=== Records to process ===
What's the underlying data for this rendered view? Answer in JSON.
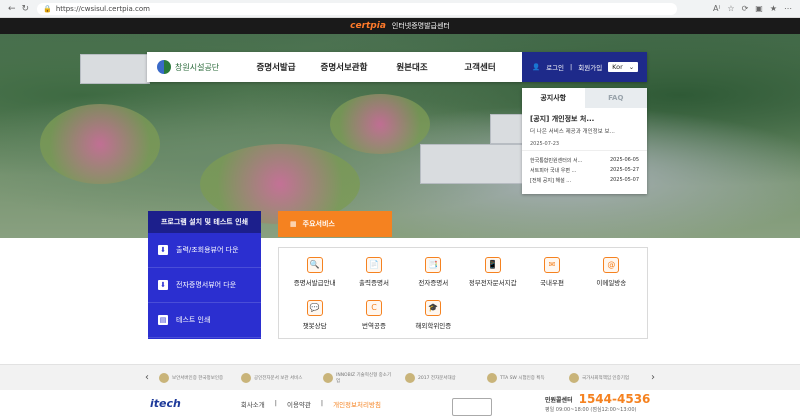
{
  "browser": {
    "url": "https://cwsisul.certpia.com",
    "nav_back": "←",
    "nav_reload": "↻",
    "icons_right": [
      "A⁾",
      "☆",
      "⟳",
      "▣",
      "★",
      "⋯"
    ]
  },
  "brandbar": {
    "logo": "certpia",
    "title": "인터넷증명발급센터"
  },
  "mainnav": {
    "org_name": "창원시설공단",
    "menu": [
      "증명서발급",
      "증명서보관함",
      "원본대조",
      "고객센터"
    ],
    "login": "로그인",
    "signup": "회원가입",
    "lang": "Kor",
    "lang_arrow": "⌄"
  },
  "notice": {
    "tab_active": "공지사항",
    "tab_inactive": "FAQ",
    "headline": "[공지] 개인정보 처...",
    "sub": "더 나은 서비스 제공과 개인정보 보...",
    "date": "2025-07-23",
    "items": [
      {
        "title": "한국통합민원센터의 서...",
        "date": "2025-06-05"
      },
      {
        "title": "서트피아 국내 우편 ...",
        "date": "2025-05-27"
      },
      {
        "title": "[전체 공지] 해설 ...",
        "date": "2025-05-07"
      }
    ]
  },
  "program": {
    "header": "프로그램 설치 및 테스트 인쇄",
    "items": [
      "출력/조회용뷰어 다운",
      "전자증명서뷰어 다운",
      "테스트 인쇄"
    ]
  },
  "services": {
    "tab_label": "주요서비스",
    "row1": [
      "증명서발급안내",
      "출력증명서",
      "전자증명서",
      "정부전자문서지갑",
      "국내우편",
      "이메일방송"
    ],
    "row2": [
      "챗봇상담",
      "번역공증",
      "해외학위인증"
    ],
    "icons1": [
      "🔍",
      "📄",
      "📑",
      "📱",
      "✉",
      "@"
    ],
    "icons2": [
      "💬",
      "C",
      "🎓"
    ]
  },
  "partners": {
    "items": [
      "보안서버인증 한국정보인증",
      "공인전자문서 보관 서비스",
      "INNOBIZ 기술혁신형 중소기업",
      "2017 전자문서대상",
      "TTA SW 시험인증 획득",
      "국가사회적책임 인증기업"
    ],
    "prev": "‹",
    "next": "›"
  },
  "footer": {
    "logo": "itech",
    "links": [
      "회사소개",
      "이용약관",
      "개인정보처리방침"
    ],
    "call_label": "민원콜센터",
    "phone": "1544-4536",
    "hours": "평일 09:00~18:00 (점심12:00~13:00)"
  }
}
===
=== Records to process ===
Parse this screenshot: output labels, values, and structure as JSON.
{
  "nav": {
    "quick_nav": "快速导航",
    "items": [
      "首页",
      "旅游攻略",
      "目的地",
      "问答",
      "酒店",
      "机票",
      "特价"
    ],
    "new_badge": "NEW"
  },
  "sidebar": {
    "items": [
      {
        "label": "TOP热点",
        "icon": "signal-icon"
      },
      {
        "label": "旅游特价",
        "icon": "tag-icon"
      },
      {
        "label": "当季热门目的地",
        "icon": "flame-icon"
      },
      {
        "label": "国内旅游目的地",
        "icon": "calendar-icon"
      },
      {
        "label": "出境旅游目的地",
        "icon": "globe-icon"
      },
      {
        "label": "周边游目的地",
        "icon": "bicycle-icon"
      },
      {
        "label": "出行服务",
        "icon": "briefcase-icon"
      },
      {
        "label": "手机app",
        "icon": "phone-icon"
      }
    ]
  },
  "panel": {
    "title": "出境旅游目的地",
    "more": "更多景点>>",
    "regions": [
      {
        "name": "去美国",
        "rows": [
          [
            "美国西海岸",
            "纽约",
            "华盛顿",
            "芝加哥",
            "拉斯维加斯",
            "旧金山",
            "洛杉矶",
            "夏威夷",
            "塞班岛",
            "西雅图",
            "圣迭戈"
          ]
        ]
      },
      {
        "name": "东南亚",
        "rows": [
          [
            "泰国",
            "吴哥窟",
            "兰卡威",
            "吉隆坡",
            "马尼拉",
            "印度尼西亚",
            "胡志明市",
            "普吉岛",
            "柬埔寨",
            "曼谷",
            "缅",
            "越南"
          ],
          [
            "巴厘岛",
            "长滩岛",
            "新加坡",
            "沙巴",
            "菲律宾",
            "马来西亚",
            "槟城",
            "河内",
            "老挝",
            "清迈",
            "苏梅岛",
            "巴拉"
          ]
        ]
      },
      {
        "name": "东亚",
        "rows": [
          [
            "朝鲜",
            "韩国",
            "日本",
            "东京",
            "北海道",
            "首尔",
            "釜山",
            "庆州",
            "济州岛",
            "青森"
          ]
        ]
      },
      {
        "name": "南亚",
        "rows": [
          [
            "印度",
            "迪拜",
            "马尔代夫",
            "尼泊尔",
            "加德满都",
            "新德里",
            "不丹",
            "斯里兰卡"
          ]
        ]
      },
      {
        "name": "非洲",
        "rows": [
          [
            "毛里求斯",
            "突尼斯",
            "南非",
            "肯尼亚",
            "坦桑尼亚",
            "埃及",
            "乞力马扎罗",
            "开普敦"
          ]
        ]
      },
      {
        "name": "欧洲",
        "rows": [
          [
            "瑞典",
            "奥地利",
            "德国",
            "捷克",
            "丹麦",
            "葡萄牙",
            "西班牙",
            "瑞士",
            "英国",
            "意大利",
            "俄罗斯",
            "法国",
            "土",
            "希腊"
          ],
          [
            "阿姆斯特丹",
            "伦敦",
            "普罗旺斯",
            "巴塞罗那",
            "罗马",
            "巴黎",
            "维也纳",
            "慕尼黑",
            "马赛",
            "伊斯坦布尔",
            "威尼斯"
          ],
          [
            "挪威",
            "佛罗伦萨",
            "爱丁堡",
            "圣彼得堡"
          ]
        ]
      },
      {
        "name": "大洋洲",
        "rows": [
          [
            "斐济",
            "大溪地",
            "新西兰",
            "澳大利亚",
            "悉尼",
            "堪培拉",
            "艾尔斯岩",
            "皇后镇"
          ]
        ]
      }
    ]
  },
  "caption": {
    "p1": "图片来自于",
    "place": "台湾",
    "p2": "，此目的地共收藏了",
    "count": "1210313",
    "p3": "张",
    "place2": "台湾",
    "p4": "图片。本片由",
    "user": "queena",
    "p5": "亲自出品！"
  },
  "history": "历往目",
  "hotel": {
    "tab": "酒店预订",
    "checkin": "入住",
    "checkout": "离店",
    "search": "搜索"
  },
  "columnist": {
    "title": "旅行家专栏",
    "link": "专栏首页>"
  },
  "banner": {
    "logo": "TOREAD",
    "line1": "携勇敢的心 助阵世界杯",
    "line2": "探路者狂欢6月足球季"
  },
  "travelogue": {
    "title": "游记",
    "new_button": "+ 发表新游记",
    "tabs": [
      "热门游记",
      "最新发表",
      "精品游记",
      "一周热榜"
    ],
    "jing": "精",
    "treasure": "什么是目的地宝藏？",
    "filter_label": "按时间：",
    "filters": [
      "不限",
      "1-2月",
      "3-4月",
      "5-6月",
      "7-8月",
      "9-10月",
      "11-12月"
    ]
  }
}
===
Challenge
Single out each line of the records above with the string "logo" in it, and copy it.

Exercise answer
    "logo": "certpia",
    "logo": "itech",
    "logo": "TOREAD",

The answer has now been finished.